◆ What the exercise asks
Give every entry again, word for word and in full.

>> BEGIN

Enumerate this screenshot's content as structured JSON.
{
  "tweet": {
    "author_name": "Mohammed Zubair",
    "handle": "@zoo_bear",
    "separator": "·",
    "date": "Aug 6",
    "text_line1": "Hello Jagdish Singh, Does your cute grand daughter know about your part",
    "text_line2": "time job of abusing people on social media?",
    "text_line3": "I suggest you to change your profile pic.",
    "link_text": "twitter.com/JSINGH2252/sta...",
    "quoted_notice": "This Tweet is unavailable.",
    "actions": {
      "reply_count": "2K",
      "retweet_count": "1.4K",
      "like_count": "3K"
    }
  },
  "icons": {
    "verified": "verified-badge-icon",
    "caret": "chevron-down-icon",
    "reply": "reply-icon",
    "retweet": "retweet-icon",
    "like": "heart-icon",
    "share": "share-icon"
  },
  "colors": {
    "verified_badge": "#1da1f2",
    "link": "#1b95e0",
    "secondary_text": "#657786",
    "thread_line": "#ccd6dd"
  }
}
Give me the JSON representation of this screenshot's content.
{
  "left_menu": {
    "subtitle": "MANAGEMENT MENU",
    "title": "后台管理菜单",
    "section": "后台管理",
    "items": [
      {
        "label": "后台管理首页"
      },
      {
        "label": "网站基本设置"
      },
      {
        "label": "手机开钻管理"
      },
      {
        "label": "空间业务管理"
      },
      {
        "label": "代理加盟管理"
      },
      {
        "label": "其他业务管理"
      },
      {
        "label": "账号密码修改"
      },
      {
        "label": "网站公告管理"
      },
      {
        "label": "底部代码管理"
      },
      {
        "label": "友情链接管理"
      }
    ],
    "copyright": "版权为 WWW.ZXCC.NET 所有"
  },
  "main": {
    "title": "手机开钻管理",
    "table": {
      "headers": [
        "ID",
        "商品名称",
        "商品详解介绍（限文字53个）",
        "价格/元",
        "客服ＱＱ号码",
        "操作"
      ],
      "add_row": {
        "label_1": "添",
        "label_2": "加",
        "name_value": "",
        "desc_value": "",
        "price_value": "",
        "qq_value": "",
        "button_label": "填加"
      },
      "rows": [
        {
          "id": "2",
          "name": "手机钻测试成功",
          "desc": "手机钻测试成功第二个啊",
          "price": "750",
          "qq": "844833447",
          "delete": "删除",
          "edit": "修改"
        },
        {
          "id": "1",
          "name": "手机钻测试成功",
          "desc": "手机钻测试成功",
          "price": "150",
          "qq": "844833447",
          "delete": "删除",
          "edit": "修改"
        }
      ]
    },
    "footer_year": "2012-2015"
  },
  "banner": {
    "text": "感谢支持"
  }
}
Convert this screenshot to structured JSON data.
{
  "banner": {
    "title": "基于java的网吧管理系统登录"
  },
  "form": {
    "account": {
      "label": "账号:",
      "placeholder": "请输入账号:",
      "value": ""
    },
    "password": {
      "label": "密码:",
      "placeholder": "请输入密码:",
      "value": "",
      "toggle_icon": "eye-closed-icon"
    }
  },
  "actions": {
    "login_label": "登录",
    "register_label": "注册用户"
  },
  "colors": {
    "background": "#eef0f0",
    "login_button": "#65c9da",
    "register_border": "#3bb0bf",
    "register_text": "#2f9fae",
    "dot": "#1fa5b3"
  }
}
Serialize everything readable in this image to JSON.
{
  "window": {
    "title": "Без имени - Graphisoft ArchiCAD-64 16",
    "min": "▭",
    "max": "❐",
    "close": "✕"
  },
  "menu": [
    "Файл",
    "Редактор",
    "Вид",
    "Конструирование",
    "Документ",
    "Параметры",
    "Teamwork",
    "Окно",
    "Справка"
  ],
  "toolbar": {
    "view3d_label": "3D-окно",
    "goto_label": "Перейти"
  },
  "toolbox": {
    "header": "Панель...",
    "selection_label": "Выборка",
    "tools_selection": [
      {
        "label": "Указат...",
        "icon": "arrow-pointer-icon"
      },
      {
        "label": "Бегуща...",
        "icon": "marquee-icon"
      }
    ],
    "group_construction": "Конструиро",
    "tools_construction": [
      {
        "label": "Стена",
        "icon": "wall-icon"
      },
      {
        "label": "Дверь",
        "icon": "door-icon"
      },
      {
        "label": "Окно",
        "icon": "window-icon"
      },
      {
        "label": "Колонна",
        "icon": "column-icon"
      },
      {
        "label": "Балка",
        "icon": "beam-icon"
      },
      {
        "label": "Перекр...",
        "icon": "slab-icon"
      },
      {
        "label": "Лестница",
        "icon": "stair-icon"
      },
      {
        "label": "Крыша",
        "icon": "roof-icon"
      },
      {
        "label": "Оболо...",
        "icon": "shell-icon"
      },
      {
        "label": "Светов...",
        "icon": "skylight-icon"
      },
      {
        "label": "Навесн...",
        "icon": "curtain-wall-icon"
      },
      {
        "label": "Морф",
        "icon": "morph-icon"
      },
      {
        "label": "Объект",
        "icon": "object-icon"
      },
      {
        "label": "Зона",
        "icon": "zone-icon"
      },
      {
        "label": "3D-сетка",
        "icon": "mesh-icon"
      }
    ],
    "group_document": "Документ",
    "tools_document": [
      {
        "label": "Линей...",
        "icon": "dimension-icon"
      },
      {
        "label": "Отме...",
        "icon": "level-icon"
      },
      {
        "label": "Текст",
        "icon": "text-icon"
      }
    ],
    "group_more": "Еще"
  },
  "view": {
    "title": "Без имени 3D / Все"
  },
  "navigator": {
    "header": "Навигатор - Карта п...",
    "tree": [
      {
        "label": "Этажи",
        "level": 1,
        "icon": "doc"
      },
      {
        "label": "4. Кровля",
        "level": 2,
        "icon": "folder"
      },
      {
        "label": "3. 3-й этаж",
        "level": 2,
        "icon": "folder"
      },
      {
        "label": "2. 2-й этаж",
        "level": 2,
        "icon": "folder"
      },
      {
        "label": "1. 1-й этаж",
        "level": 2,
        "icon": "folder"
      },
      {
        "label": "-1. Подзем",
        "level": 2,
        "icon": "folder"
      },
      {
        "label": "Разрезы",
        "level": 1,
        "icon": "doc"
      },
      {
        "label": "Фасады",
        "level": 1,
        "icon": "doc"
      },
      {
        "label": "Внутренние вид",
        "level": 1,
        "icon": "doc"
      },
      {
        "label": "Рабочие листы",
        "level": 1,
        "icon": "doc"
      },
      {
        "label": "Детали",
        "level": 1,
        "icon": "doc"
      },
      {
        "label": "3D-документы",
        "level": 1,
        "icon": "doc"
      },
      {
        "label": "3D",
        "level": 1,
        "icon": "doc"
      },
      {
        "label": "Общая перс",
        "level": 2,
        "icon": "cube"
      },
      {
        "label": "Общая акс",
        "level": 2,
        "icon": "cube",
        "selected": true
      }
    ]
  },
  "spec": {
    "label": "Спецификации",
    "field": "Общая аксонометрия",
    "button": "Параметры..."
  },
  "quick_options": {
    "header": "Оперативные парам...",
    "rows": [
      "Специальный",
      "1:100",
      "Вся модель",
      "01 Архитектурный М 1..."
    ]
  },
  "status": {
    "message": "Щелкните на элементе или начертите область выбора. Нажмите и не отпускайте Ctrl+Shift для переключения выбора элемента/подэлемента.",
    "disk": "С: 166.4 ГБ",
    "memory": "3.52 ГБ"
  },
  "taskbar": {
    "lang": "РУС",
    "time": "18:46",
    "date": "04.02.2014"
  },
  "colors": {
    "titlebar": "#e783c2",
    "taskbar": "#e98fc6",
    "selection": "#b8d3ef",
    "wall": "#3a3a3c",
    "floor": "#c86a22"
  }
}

>> END

◆ Solution to the exercise
Enumerate this screenshot's content as structured JSON.
{
  "tweet": {
    "author_name": "Mohammed Zubair",
    "handle": "@zoo_bear",
    "separator": "·",
    "date": "Aug 6",
    "text_line1": "Hello Jagdish Singh, Does your cute grand daughter know about your part",
    "text_line2": "time job of abusing people on social media?",
    "text_line3": "I suggest you to change your profile pic.",
    "link_text": "twitter.com/JSINGH2252/sta...",
    "quoted_notice": "This Tweet is unavailable.",
    "actions": {
      "reply_count": "2K",
      "retweet_count": "1.4K",
      "like_count": "3K"
    }
  },
  "icons": {
    "verified": "verified-badge-icon",
    "caret": "chevron-down-icon",
    "reply": "reply-icon",
    "retweet": "retweet-icon",
    "like": "heart-icon",
    "share": "share-icon"
  },
  "colors": {
    "verified_badge": "#1da1f2",
    "link": "#1b95e0",
    "secondary_text": "#657786",
    "thread_line": "#ccd6dd"
  }
}
Give me the JSON representation of this screenshot's content.
{
  "left_menu": {
    "subtitle": "MANAGEMENT MENU",
    "title": "后台管理菜单",
    "section": "后台管理",
    "items": [
      {
        "label": "后台管理首页"
      },
      {
        "label": "网站基本设置"
      },
      {
        "label": "手机开钻管理"
      },
      {
        "label": "空间业务管理"
      },
      {
        "label": "代理加盟管理"
      },
      {
        "label": "其他业务管理"
      },
      {
        "label": "账号密码修改"
      },
      {
        "label": "网站公告管理"
      },
      {
        "label": "底部代码管理"
      },
      {
        "label": "友情链接管理"
      }
    ],
    "copyright": "版权为 WWW.ZXCC.NET 所有"
  },
  "main": {
    "title": "手机开钻管理",
    "table": {
      "headers": [
        "ID",
        "商品名称",
        "商品详解介绍（限文字53个）",
        "价格/元",
        "客服ＱＱ号码",
        "操作"
      ],
      "add_row": {
        "label_1": "添",
        "label_2": "加",
        "name_value": "",
        "desc_value": "",
        "price_value": "",
        "qq_value": "",
        "button_label": "填加"
      },
      "rows": [
        {
          "id": "2",
          "name": "手机钻测试成功",
          "desc": "手机钻测试成功第二个啊",
          "price": "750",
          "qq": "844833447",
          "delete": "删除",
          "edit": "修改"
        },
        {
          "id": "1",
          "name": "手机钻测试成功",
          "desc": "手机钻测试成功",
          "price": "150",
          "qq": "844833447",
          "delete": "删除",
          "edit": "修改"
        }
      ]
    },
    "footer_year": "2012-2015"
  },
  "banner": {
    "text": "感谢支持"
  }
}
Convert this screenshot to structured JSON data.
{
  "banner": {
    "title": "基于java的网吧管理系统登录"
  },
  "form": {
    "account": {
      "label": "账号:",
      "placeholder": "请输入账号:",
      "value": ""
    },
    "password": {
      "label": "密码:",
      "placeholder": "请输入密码:",
      "value": "",
      "toggle_icon": "eye-closed-icon"
    }
  },
  "actions": {
    "login_label": "登录",
    "register_label": "注册用户"
  },
  "colors": {
    "background": "#eef0f0",
    "login_button": "#65c9da",
    "register_border": "#3bb0bf",
    "register_text": "#2f9fae",
    "dot": "#1fa5b3"
  }
}
Serialize everything readable in this image to JSON.
{
  "window": {
    "title": "Без имени - Graphisoft ArchiCAD-64 16",
    "min": "▭",
    "max": "❐",
    "close": "✕"
  },
  "menu": [
    "Файл",
    "Редактор",
    "Вид",
    "Конструирование",
    "Документ",
    "Параметры",
    "Teamwork",
    "Окно",
    "Справка"
  ],
  "toolbar": {
    "view3d_label": "3D-окно",
    "goto_label": "Перейти"
  },
  "toolbox": {
    "header": "Панель...",
    "selection_label": "Выборка",
    "tools_selection": [
      {
        "label": "Указат...",
        "icon": "arrow-pointer-icon"
      },
      {
        "label": "Бегуща...",
        "icon": "marquee-icon"
      }
    ],
    "group_construction": "Конструиро",
    "tools_construction": [
      {
        "label": "Стена",
        "icon": "wall-icon"
      },
      {
        "label": "Дверь",
        "icon": "door-icon"
      },
      {
        "label": "Окно",
        "icon": "window-icon"
      },
      {
        "label": "Колонна",
        "icon": "column-icon"
      },
      {
        "label": "Балка",
        "icon": "beam-icon"
      },
      {
        "label": "Перекр...",
        "icon": "slab-icon"
      },
      {
        "label": "Лестница",
        "icon": "stair-icon"
      },
      {
        "label": "Крыша",
        "icon": "roof-icon"
      },
      {
        "label": "Оболо...",
        "icon": "shell-icon"
      },
      {
        "label": "Светов...",
        "icon": "skylight-icon"
      },
      {
        "label": "Навесн...",
        "icon": "curtain-wall-icon"
      },
      {
        "label": "Морф",
        "icon": "morph-icon"
      },
      {
        "label": "Объект",
        "icon": "object-icon"
      },
      {
        "label": "Зона",
        "icon": "zone-icon"
      },
      {
        "label": "3D-сетка",
        "icon": "mesh-icon"
      }
    ],
    "group_document": "Документ",
    "tools_document": [
      {
        "label": "Линей...",
        "icon": "dimension-icon"
      },
      {
        "label": "Отме...",
        "icon": "level-icon"
      },
      {
        "label": "Текст",
        "icon": "text-icon"
      }
    ],
    "group_more": "Еще"
  },
  "view": {
    "title": "Без имени 3D / Все"
  },
  "navigator": {
    "header": "Навигатор - Карта п...",
    "tree": [
      {
        "label": "Этажи",
        "level": 1,
        "icon": "doc"
      },
      {
        "label": "4. Кровля",
        "level": 2,
        "icon": "folder"
      },
      {
        "label": "3. 3-й этаж",
        "level": 2,
        "icon": "folder"
      },
      {
        "label": "2. 2-й этаж",
        "level": 2,
        "icon": "folder"
      },
      {
        "label": "1. 1-й этаж",
        "level": 2,
        "icon": "folder"
      },
      {
        "label": "-1. Подзем",
        "level": 2,
        "icon": "folder"
      },
      {
        "label": "Разрезы",
        "level": 1,
        "icon": "doc"
      },
      {
        "label": "Фасады",
        "level": 1,
        "icon": "doc"
      },
      {
        "label": "Внутренние вид",
        "level": 1,
        "icon": "doc"
      },
      {
        "label": "Рабочие листы",
        "level": 1,
        "icon": "doc"
      },
      {
        "label": "Детали",
        "level": 1,
        "icon": "doc"
      },
      {
        "label": "3D-документы",
        "level": 1,
        "icon": "doc"
      },
      {
        "label": "3D",
        "level": 1,
        "icon": "doc"
      },
      {
        "label": "Общая перс",
        "level": 2,
        "icon": "cube"
      },
      {
        "label": "Общая акс",
        "level": 2,
        "icon": "cube",
        "selected": true
      }
    ]
  },
  "spec": {
    "label": "Спецификации",
    "field": "Общая аксонометрия",
    "button": "Параметры..."
  },
  "quick_options": {
    "header": "Оперативные парам...",
    "rows": [
      "Специальный",
      "1:100",
      "Вся модель",
      "01 Архитектурный М 1..."
    ]
  },
  "status": {
    "message": "Щелкните на элементе или начертите область выбора. Нажмите и не отпускайте Ctrl+Shift для переключения выбора элемента/подэлемента.",
    "disk": "С: 166.4 ГБ",
    "memory": "3.52 ГБ"
  },
  "taskbar": {
    "lang": "РУС",
    "time": "18:46",
    "date": "04.02.2014"
  },
  "colors": {
    "titlebar": "#e783c2",
    "taskbar": "#e98fc6",
    "selection": "#b8d3ef",
    "wall": "#3a3a3c",
    "floor": "#c86a22"
  }
}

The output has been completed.